__Goal of the exercise__. Copy each line below in which the string "paid" occurs.

------------------------

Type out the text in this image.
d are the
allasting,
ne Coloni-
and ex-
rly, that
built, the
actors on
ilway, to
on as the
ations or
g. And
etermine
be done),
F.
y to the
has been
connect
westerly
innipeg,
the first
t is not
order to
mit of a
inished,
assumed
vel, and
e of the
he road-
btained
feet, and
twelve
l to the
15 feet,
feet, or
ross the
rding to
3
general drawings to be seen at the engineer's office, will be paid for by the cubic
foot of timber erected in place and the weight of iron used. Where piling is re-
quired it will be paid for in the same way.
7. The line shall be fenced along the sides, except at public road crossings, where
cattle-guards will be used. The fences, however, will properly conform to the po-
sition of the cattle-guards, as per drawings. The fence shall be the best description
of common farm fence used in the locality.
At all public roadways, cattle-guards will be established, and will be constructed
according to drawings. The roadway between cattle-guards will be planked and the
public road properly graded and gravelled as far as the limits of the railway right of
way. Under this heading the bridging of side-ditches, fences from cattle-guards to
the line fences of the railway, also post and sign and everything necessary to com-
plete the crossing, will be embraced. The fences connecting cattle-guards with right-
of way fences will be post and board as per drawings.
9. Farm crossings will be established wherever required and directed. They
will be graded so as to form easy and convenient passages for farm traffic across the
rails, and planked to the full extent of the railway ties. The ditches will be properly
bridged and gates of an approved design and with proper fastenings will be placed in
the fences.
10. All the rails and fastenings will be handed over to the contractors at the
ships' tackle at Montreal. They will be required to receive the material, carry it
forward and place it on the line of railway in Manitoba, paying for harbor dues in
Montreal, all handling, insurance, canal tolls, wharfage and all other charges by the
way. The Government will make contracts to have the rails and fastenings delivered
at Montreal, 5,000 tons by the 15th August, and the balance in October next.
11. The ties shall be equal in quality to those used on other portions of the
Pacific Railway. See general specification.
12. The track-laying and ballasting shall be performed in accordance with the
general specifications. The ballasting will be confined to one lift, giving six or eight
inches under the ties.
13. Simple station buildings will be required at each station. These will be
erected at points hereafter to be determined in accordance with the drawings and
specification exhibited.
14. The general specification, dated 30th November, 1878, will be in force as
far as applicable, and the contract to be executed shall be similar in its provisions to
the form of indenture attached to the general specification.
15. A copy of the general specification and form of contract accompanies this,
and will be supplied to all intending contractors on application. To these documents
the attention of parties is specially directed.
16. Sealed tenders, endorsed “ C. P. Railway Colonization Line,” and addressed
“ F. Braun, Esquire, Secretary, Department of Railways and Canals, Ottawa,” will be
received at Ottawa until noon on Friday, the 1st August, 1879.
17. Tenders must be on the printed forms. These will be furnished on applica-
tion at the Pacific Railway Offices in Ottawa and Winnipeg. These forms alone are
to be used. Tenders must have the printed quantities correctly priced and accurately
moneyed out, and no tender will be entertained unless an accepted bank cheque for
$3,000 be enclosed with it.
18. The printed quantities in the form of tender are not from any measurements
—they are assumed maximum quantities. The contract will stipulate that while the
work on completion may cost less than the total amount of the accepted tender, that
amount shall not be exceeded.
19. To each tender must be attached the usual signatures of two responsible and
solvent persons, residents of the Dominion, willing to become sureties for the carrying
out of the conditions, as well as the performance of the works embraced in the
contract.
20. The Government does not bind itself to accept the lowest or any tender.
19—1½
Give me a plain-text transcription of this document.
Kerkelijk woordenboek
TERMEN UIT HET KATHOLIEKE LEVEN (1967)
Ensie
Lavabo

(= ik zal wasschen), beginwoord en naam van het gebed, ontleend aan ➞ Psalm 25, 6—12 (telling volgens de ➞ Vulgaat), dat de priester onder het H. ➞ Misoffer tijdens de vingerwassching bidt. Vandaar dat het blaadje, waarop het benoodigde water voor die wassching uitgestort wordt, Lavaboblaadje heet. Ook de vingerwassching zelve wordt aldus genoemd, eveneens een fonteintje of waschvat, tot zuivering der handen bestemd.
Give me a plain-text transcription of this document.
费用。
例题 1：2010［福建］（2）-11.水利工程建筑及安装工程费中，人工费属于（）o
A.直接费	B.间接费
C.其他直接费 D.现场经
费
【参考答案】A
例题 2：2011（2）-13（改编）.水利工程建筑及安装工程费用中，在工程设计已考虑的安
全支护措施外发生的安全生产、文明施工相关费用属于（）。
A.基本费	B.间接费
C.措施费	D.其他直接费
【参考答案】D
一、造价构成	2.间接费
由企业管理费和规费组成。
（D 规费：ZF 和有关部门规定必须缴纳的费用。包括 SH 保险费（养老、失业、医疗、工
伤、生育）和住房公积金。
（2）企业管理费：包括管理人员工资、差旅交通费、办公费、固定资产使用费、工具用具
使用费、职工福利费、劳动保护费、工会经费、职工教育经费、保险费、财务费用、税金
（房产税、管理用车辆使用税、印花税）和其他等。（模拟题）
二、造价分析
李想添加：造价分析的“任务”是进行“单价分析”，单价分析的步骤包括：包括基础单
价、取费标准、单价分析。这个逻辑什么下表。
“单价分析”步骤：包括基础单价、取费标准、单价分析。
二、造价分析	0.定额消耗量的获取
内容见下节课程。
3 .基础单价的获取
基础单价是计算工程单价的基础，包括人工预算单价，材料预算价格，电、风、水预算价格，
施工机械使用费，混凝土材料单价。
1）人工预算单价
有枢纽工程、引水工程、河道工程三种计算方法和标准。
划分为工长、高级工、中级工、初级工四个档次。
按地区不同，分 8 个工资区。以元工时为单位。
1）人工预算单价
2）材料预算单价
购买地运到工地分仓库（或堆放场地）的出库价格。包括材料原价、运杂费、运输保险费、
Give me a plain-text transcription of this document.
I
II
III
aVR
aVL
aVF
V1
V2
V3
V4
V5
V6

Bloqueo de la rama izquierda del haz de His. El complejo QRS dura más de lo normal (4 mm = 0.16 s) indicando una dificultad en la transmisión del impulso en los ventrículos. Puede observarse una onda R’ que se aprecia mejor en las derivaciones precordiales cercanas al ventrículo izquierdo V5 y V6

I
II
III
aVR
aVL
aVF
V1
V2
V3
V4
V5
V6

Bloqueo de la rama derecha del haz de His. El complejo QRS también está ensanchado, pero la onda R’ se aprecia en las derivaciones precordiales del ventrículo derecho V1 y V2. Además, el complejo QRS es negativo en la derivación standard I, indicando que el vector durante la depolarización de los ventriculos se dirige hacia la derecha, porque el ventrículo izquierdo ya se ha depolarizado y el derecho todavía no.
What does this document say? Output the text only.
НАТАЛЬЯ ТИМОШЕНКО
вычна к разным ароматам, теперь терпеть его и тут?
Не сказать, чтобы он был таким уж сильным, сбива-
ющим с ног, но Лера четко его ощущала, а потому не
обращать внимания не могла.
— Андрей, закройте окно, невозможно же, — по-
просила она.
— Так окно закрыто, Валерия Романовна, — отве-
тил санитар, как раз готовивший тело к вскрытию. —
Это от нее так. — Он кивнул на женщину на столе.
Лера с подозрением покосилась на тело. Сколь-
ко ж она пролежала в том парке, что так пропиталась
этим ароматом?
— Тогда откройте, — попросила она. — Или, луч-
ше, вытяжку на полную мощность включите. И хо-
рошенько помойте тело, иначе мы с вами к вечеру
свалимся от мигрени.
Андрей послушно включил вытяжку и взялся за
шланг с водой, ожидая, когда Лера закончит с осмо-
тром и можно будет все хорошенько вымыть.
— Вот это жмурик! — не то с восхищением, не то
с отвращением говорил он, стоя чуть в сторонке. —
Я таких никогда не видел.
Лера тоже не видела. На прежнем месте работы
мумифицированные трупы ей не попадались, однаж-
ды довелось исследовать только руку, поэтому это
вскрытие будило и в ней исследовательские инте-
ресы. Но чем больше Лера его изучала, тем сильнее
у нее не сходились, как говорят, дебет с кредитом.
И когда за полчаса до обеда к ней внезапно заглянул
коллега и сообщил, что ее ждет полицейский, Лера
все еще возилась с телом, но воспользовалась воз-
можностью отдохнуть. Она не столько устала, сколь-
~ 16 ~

------------------------

__Task solution__.
general drawings to be seen at the engineer's office, will be paid for by the cubic
quired it will be paid for in the same way.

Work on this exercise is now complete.